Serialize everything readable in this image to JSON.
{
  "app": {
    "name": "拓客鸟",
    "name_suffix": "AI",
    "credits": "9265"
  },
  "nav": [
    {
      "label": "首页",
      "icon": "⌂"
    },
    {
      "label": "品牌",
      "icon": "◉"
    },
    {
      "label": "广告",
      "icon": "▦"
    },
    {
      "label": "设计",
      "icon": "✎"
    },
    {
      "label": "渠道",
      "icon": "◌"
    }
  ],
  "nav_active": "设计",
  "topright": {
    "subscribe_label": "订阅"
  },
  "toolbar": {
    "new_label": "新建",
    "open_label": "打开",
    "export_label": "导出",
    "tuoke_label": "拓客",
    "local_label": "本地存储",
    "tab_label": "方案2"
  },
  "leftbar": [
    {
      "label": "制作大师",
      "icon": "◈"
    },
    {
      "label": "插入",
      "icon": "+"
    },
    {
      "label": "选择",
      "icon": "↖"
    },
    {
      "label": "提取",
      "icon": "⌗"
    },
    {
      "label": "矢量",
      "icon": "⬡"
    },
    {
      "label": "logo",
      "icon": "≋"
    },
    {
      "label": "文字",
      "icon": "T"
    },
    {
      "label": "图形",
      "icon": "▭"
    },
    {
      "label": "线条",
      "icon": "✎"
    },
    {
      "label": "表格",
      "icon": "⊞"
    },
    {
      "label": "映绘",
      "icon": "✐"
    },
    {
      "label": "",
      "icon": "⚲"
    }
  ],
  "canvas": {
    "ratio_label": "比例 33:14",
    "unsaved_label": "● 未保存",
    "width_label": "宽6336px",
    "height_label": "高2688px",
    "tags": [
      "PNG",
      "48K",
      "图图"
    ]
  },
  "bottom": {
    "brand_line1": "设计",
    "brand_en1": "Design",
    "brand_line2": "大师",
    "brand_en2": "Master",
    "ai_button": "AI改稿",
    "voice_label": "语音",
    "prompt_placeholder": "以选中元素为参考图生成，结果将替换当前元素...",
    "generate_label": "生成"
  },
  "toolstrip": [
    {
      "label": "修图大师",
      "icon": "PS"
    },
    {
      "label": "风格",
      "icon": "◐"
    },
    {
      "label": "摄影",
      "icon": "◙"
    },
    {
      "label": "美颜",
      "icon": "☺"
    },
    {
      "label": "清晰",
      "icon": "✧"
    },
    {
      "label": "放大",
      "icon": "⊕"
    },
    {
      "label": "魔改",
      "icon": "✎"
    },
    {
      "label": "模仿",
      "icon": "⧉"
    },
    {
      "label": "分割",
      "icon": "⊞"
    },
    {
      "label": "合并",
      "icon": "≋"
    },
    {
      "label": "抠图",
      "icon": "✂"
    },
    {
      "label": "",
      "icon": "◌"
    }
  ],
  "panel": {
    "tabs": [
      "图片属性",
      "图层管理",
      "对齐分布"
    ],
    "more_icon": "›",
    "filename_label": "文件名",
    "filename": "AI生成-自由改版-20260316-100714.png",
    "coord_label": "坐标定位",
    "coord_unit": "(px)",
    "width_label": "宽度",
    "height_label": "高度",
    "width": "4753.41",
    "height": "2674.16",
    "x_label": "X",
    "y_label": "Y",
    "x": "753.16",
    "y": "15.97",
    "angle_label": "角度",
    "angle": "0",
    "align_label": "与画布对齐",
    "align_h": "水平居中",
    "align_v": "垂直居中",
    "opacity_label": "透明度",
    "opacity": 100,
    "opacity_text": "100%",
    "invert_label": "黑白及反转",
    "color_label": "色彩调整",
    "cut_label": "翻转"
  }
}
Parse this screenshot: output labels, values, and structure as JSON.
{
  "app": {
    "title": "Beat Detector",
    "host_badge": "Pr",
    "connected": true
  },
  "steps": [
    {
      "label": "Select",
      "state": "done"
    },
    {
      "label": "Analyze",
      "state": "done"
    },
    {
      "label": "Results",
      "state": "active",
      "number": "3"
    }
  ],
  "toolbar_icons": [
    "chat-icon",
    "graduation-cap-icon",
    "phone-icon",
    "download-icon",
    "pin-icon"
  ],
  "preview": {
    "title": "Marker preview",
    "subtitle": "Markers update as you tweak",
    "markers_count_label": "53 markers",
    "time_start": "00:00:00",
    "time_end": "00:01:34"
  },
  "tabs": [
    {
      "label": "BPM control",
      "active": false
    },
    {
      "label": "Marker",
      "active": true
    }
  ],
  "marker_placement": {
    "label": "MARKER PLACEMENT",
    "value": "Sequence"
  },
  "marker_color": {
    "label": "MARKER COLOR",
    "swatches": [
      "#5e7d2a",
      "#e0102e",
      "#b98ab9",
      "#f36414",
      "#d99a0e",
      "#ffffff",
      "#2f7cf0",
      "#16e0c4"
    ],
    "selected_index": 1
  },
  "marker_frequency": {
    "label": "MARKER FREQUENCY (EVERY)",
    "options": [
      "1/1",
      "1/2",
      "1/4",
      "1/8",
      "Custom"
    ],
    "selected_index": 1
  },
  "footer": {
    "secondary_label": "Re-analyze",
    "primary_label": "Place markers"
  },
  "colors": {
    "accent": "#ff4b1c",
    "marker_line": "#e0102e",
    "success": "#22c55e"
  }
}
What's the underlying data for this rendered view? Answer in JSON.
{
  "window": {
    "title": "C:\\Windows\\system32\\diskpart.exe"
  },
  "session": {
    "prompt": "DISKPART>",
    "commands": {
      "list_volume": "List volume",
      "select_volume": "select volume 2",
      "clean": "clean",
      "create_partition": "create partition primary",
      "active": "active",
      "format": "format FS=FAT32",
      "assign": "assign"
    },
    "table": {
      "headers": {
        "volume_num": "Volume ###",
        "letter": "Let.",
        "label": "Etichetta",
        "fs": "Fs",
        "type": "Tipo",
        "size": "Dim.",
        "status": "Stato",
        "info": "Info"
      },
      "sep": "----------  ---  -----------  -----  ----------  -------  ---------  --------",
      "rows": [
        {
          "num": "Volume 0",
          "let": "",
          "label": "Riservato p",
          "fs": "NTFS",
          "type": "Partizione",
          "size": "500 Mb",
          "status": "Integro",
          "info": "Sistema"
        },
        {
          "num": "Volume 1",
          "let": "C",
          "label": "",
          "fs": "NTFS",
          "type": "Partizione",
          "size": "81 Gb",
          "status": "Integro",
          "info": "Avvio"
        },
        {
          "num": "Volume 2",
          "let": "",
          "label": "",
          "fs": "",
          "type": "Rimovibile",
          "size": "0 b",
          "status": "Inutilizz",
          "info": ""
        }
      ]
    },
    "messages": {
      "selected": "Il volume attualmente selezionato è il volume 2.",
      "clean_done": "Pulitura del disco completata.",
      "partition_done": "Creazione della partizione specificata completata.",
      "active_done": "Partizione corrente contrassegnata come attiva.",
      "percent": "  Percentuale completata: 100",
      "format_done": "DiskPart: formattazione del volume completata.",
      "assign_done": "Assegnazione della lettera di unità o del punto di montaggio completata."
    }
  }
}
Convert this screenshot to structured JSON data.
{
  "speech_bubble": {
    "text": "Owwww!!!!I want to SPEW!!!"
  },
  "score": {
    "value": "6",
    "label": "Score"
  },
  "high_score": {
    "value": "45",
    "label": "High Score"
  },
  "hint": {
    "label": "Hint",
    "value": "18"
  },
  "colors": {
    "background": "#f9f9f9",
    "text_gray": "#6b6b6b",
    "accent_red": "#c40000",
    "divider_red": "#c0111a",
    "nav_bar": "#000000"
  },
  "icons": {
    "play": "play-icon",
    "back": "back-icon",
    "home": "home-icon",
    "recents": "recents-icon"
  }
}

-=-=-

## Job
Extract, word for word, each line of the listing above.

## Answer below
Serialize everything readable in this image to JSON.
{
  "app": {
    "name": "拓客鸟",
    "name_suffix": "AI",
    "credits": "9265"
  },
  "nav": [
    {
      "label": "首页",
      "icon": "⌂"
    },
    {
      "label": "品牌",
      "icon": "◉"
    },
    {
      "label": "广告",
      "icon": "▦"
    },
    {
      "label": "设计",
      "icon": "✎"
    },
    {
      "label": "渠道",
      "icon": "◌"
    }
  ],
  "nav_active": "设计",
  "topright": {
    "subscribe_label": "订阅"
  },
  "toolbar": {
    "new_label": "新建",
    "open_label": "打开",
    "export_label": "导出",
    "tuoke_label": "拓客",
    "local_label": "本地存储",
    "tab_label": "方案2"
  },
  "leftbar": [
    {
      "label": "制作大师",
      "icon": "◈"
    },
    {
      "label": "插入",
      "icon": "+"
    },
    {
      "label": "选择",
      "icon": "↖"
    },
    {
      "label": "提取",
      "icon": "⌗"
    },
    {
      "label": "矢量",
      "icon": "⬡"
    },
    {
      "label": "logo",
      "icon": "≋"
    },
    {
      "label": "文字",
      "icon": "T"
    },
    {
      "label": "图形",
      "icon": "▭"
    },
    {
      "label": "线条",
      "icon": "✎"
    },
    {
      "label": "表格",
      "icon": "⊞"
    },
    {
      "label": "映绘",
      "icon": "✐"
    },
    {
      "label": "",
      "icon": "⚲"
    }
  ],
  "canvas": {
    "ratio_label": "比例 33:14",
    "unsaved_label": "● 未保存",
    "width_label": "宽6336px",
    "height_label": "高2688px",
    "tags": [
      "PNG",
      "48K",
      "图图"
    ]
  },
  "bottom": {
    "brand_line1": "设计",
    "brand_en1": "Design",
    "brand_line2": "大师",
    "brand_en2": "Master",
    "ai_button": "AI改稿",
    "voice_label": "语音",
    "prompt_placeholder": "以选中元素为参考图生成，结果将替换当前元素...",
    "generate_label": "生成"
  },
  "toolstrip": [
    {
      "label": "修图大师",
      "icon": "PS"
    },
    {
      "label": "风格",
      "icon": "◐"
    },
    {
      "label": "摄影",
      "icon": "◙"
    },
    {
      "label": "美颜",
      "icon": "☺"
    },
    {
      "label": "清晰",
      "icon": "✧"
    },
    {
      "label": "放大",
      "icon": "⊕"
    },
    {
      "label": "魔改",
      "icon": "✎"
    },
    {
      "label": "模仿",
      "icon": "⧉"
    },
    {
      "label": "分割",
      "icon": "⊞"
    },
    {
      "label": "合并",
      "icon": "≋"
    },
    {
      "label": "抠图",
      "icon": "✂"
    },
    {
      "label": "",
      "icon": "◌"
    }
  ],
  "panel": {
    "tabs": [
      "图片属性",
      "图层管理",
      "对齐分布"
    ],
    "more_icon": "›",
    "filename_label": "文件名",
    "filename": "AI生成-自由改版-20260316-100714.png",
    "coord_label": "坐标定位",
    "coord_unit": "(px)",
    "width_label": "宽度",
    "height_label": "高度",
    "width": "4753.41",
    "height": "2674.16",
    "x_label": "X",
    "y_label": "Y",
    "x": "753.16",
    "y": "15.97",
    "angle_label": "角度",
    "angle": "0",
    "align_label": "与画布对齐",
    "align_h": "水平居中",
    "align_v": "垂直居中",
    "opacity_label": "透明度",
    "opacity": 100,
    "opacity_text": "100%",
    "invert_label": "黑白及反转",
    "color_label": "色彩调整",
    "cut_label": "翻转"
  }
}
Parse this screenshot: output labels, values, and structure as JSON.
{
  "app": {
    "title": "Beat Detector",
    "host_badge": "Pr",
    "connected": true
  },
  "steps": [
    {
      "label": "Select",
      "state": "done"
    },
    {
      "label": "Analyze",
      "state": "done"
    },
    {
      "label": "Results",
      "state": "active",
      "number": "3"
    }
  ],
  "toolbar_icons": [
    "chat-icon",
    "graduation-cap-icon",
    "phone-icon",
    "download-icon",
    "pin-icon"
  ],
  "preview": {
    "title": "Marker preview",
    "subtitle": "Markers update as you tweak",
    "markers_count_label": "53 markers",
    "time_start": "00:00:00",
    "time_end": "00:01:34"
  },
  "tabs": [
    {
      "label": "BPM control",
      "active": false
    },
    {
      "label": "Marker",
      "active": true
    }
  ],
  "marker_placement": {
    "label": "MARKER PLACEMENT",
    "value": "Sequence"
  },
  "marker_color": {
    "label": "MARKER COLOR",
    "swatches": [
      "#5e7d2a",
      "#e0102e",
      "#b98ab9",
      "#f36414",
      "#d99a0e",
      "#ffffff",
      "#2f7cf0",
      "#16e0c4"
    ],
    "selected_index": 1
  },
  "marker_frequency": {
    "label": "MARKER FREQUENCY (EVERY)",
    "options": [
      "1/1",
      "1/2",
      "1/4",
      "1/8",
      "Custom"
    ],
    "selected_index": 1
  },
  "footer": {
    "secondary_label": "Re-analyze",
    "primary_label": "Place markers"
  },
  "colors": {
    "accent": "#ff4b1c",
    "marker_line": "#e0102e",
    "success": "#22c55e"
  }
}
What's the underlying data for this rendered view? Answer in JSON.
{
  "window": {
    "title": "C:\\Windows\\system32\\diskpart.exe"
  },
  "session": {
    "prompt": "DISKPART>",
    "commands": {
      "list_volume": "List volume",
      "select_volume": "select volume 2",
      "clean": "clean",
      "create_partition": "create partition primary",
      "active": "active",
      "format": "format FS=FAT32",
      "assign": "assign"
    },
    "table": {
      "headers": {
        "volume_num": "Volume ###",
        "letter": "Let.",
        "label": "Etichetta",
        "fs": "Fs",
        "type": "Tipo",
        "size": "Dim.",
        "status": "Stato",
        "info": "Info"
      },
      "sep": "----------  ---  -----------  -----  ----------  -------  ---------  --------",
      "rows": [
        {
          "num": "Volume 0",
          "let": "",
          "label": "Riservato p",
          "fs": "NTFS",
          "type": "Partizione",
          "size": "500 Mb",
          "status": "Integro",
          "info": "Sistema"
        },
        {
          "num": "Volume 1",
          "let": "C",
          "label": "",
          "fs": "NTFS",
          "type": "Partizione",
          "size": "81 Gb",
          "status": "Integro",
          "info": "Avvio"
        },
        {
          "num": "Volume 2",
          "let": "",
          "label": "",
          "fs": "",
          "type": "Rimovibile",
          "size": "0 b",
          "status": "Inutilizz",
          "info": ""
        }
      ]
    },
    "messages": {
      "selected": "Il volume attualmente selezionato è il volume 2.",
      "clean_done": "Pulitura del disco completata.",
      "partition_done": "Creazione della partizione specificata completata.",
      "active_done": "Partizione corrente contrassegnata come attiva.",
      "percent": "  Percentuale completata: 100",
      "format_done": "DiskPart: formattazione del volume completata.",
      "assign_done": "Assegnazione della lettera di unità o del punto di montaggio completata."
    }
  }
}
Convert this screenshot to structured JSON data.
{
  "speech_bubble": {
    "text": "Owwww!!!!I want to SPEW!!!"
  },
  "score": {
    "value": "6",
    "label": "Score"
  },
  "high_score": {
    "value": "45",
    "label": "High Score"
  },
  "hint": {
    "label": "Hint",
    "value": "18"
  },
  "colors": {
    "background": "#f9f9f9",
    "text_gray": "#6b6b6b",
    "accent_red": "#c40000",
    "divider_red": "#c0111a",
    "nav_bar": "#000000"
  },
  "icons": {
    "play": "play-icon",
    "back": "back-icon",
    "home": "home-icon",
    "recents": "recents-icon"
  }
}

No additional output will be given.